Stored data
⁂

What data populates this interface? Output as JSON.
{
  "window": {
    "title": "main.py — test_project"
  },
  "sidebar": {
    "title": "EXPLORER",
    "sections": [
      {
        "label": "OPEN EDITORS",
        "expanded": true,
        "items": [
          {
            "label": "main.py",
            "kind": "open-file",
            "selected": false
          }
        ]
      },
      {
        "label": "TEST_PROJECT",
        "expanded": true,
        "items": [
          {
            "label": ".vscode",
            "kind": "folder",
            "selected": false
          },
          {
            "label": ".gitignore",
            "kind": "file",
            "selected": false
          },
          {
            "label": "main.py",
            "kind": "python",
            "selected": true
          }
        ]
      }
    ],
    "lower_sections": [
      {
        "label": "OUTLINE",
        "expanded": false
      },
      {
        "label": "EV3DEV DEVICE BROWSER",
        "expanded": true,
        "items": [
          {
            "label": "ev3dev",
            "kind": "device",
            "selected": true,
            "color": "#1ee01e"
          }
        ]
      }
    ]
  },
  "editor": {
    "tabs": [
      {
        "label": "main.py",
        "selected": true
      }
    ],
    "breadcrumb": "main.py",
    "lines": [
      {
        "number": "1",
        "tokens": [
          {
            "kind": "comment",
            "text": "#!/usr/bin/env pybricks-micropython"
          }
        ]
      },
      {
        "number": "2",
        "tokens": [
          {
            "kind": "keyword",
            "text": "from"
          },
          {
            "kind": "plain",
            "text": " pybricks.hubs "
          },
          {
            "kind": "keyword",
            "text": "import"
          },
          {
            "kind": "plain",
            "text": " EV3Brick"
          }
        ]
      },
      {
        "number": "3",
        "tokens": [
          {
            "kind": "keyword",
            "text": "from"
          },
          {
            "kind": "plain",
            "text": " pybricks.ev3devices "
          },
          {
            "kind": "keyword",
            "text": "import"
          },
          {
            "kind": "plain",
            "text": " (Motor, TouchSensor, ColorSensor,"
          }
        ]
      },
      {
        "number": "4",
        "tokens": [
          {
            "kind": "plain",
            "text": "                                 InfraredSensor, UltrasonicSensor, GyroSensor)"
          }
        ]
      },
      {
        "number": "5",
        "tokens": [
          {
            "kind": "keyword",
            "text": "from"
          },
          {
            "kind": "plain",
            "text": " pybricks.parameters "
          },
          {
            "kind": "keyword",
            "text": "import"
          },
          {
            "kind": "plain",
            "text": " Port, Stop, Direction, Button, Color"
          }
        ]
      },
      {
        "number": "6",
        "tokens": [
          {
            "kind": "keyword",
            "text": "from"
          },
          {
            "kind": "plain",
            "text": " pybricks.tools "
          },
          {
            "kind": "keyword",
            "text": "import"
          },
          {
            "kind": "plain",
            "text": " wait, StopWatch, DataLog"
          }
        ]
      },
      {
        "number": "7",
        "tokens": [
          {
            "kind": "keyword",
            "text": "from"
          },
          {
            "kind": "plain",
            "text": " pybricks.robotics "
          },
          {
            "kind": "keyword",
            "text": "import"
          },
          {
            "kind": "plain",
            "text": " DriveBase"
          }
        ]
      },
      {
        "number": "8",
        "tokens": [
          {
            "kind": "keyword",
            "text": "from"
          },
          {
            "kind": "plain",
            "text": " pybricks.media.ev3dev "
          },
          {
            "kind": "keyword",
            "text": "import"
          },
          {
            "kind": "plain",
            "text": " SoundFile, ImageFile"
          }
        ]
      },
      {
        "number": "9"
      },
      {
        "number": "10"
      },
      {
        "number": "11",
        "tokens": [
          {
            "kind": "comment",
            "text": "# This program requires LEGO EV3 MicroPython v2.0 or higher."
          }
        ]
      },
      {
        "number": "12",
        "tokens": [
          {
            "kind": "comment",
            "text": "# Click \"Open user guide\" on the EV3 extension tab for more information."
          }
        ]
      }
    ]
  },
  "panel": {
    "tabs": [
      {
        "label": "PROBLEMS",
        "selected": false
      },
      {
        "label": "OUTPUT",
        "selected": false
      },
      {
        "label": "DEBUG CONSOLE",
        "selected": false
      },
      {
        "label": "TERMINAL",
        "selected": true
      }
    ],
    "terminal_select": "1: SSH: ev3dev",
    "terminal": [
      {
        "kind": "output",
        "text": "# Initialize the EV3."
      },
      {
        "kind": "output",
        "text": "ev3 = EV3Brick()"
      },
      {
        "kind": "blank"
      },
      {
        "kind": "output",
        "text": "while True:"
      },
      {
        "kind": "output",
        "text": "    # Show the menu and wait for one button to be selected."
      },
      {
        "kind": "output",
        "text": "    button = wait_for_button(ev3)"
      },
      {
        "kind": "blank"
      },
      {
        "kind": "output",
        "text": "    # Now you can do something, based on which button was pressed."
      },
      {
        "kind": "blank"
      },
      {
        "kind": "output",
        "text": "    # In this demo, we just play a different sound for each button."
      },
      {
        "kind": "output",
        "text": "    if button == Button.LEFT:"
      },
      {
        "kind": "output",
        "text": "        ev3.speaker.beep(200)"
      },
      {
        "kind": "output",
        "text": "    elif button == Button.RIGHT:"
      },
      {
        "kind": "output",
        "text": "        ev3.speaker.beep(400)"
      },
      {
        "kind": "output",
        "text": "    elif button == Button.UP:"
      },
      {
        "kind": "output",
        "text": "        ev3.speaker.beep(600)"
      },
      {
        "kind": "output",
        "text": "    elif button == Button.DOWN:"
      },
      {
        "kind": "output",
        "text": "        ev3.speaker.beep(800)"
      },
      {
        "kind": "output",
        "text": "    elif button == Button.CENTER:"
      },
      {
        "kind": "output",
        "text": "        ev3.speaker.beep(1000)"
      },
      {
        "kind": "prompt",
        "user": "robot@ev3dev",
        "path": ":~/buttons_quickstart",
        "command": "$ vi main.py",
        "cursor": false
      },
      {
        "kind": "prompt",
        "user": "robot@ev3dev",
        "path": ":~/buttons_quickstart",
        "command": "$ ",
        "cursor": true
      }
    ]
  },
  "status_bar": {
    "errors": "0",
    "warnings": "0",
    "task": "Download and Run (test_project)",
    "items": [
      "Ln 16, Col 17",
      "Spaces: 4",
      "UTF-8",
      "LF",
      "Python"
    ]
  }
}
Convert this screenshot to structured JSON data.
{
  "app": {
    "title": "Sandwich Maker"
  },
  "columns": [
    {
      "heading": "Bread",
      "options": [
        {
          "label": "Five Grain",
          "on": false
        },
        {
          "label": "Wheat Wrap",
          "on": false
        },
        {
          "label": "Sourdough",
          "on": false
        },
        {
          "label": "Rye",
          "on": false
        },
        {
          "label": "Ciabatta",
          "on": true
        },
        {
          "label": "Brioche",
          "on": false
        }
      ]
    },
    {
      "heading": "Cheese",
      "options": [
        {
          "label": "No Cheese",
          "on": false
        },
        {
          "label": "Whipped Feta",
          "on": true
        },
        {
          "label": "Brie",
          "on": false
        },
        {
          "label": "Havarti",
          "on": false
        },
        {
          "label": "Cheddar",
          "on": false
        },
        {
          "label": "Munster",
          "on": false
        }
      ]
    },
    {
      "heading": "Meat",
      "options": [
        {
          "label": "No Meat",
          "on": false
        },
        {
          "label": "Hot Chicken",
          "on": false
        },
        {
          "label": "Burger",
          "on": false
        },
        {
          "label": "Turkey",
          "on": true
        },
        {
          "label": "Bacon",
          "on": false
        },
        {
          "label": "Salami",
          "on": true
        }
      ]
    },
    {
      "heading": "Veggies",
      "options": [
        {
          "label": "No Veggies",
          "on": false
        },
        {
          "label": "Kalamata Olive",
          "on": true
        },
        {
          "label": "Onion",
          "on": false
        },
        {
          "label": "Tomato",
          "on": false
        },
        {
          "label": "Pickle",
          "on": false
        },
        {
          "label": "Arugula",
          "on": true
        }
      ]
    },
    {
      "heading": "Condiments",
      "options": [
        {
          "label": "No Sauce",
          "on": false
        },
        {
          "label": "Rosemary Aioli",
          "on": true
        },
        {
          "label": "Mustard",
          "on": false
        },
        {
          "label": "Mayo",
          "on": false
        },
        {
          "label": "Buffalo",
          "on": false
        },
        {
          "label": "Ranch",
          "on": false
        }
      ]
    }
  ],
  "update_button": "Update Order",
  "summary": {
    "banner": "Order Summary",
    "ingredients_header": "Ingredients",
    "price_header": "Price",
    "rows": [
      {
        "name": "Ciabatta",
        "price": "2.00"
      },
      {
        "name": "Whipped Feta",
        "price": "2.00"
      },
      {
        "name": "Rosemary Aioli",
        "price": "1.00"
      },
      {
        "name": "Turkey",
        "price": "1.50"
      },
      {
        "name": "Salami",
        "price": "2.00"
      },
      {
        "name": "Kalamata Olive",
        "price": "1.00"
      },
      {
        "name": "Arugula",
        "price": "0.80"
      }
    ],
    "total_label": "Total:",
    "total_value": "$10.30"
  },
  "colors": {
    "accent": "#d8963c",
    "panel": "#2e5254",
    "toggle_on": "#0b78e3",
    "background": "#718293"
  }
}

⁂

- _Directions for this task_:
From the entries above, return each line with the word "beep" in it.

- _Solution_:
        "text": "        ev3.speaker.beep(200)"
        "text": "        ev3.speaker.beep(400)"
        "text": "        ev3.speaker.beep(600)"
        "text": "        ev3.speaker.beep(800)"
        "text": "        ev3.speaker.beep(1000)"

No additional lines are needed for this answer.